• **TASK STATEMENT**: Rewrite every line of the listing below, replacing each "elements" with "items" and changing nothing else. Leave the pictures out of your answer.

• **Element box annotations**:
##############################

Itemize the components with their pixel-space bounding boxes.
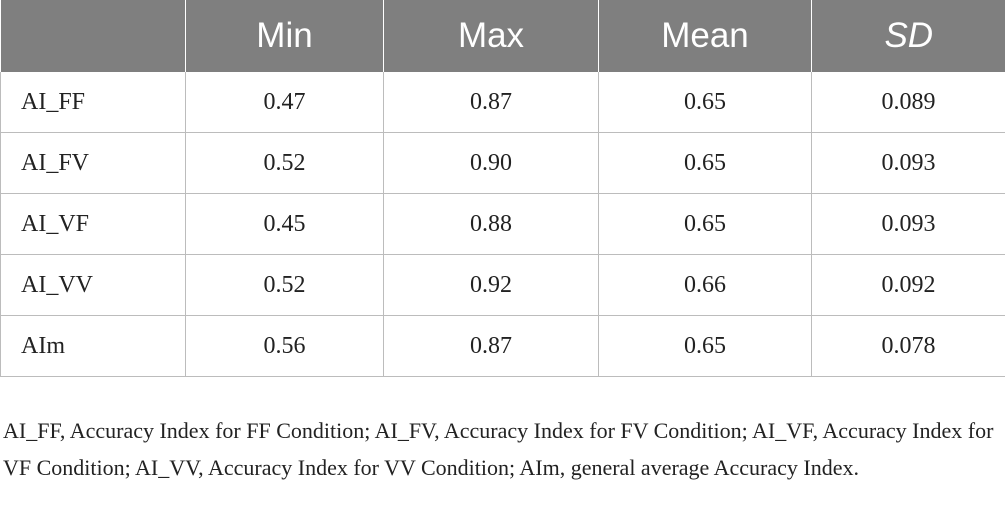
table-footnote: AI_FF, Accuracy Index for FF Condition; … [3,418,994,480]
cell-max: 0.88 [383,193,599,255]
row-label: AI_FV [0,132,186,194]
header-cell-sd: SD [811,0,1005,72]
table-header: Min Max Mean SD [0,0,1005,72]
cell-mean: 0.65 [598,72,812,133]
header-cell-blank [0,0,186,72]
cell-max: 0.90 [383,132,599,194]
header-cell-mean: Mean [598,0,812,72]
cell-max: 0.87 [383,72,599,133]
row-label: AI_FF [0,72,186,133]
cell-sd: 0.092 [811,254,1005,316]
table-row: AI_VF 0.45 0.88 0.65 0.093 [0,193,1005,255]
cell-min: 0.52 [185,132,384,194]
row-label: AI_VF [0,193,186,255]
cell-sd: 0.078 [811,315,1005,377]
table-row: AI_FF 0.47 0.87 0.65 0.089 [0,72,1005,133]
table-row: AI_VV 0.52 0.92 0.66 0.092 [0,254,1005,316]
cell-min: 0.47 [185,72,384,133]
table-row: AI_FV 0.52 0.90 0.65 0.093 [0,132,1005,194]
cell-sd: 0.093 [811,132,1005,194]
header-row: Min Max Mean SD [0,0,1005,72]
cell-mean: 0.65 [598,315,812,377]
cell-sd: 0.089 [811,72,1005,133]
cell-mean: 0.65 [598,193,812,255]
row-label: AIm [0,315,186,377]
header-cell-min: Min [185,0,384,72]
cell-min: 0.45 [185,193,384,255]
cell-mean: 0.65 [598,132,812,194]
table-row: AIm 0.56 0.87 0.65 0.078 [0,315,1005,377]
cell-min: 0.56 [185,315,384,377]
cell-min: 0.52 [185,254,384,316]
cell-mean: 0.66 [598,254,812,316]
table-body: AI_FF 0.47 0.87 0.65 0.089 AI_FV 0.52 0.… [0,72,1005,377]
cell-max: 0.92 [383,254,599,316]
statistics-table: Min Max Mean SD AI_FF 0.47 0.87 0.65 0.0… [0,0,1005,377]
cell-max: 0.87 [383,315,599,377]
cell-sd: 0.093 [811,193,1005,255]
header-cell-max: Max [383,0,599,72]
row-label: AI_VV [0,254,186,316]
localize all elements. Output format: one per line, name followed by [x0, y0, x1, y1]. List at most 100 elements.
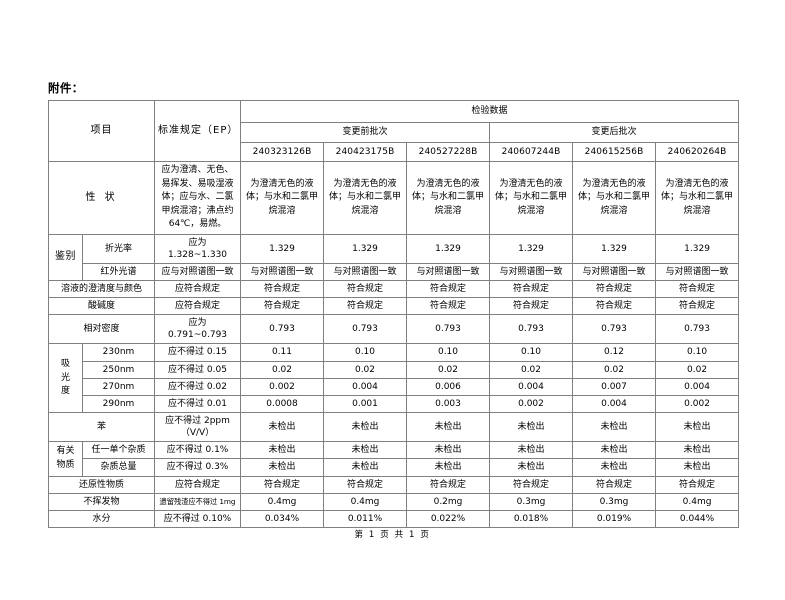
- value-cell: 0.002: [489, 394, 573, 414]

##############################

• **THE RESPONSE**:
Itemize the components with their pixel-space bounding boxes.
table-footnote: AI_FF, Accuracy Index for FF Condition; … [3,418,994,480]
cell-max: 0.88 [383,193,599,255]
row-label: AI_FV [0,132,186,194]
header-cell-sd: SD [811,0,1005,72]
table-header: Min Max Mean SD [0,0,1005,72]
cell-mean: 0.65 [598,72,812,133]
header-cell-blank [0,0,186,72]
cell-max: 0.90 [383,132,599,194]
header-cell-mean: Mean [598,0,812,72]
cell-max: 0.87 [383,72,599,133]
row-label: AI_FF [0,72,186,133]
cell-sd: 0.092 [811,254,1005,316]
table-row: AI_VF 0.45 0.88 0.65 0.093 [0,193,1005,255]
cell-min: 0.52 [185,132,384,194]
row-label: AI_VF [0,193,186,255]
cell-sd: 0.078 [811,315,1005,377]
table-row: AI_FF 0.47 0.87 0.65 0.089 [0,72,1005,133]
table-row: AI_VV 0.52 0.92 0.66 0.092 [0,254,1005,316]
cell-min: 0.47 [185,72,384,133]
table-row: AI_FV 0.52 0.90 0.65 0.093 [0,132,1005,194]
cell-sd: 0.093 [811,132,1005,194]
header-row: Min Max Mean SD [0,0,1005,72]
cell-mean: 0.65 [598,315,812,377]
cell-sd: 0.089 [811,72,1005,133]
cell-mean: 0.65 [598,193,812,255]
row-label: AIm [0,315,186,377]
header-cell-min: Min [185,0,384,72]
cell-min: 0.45 [185,193,384,255]
cell-mean: 0.65 [598,132,812,194]
table-row: AIm 0.56 0.87 0.65 0.078 [0,315,1005,377]
cell-min: 0.56 [185,315,384,377]
cell-min: 0.52 [185,254,384,316]
cell-mean: 0.66 [598,254,812,316]
table-body: AI_FF 0.47 0.87 0.65 0.089 AI_FV 0.52 0.… [0,72,1005,377]
cell-max: 0.92 [383,254,599,316]
statistics-table: Min Max Mean SD AI_FF 0.47 0.87 0.65 0.0… [0,0,1005,377]
cell-max: 0.87 [383,315,599,377]
cell-sd: 0.093 [811,193,1005,255]
header-cell-max: Max [383,0,599,72]
row-label: AI_VV [0,254,186,316]
localize all items. Output format: one per line, name followed by [x0, y0, x1, y1]. List at most 100 items.
- value-cell: 0.002: [489, 394, 573, 414]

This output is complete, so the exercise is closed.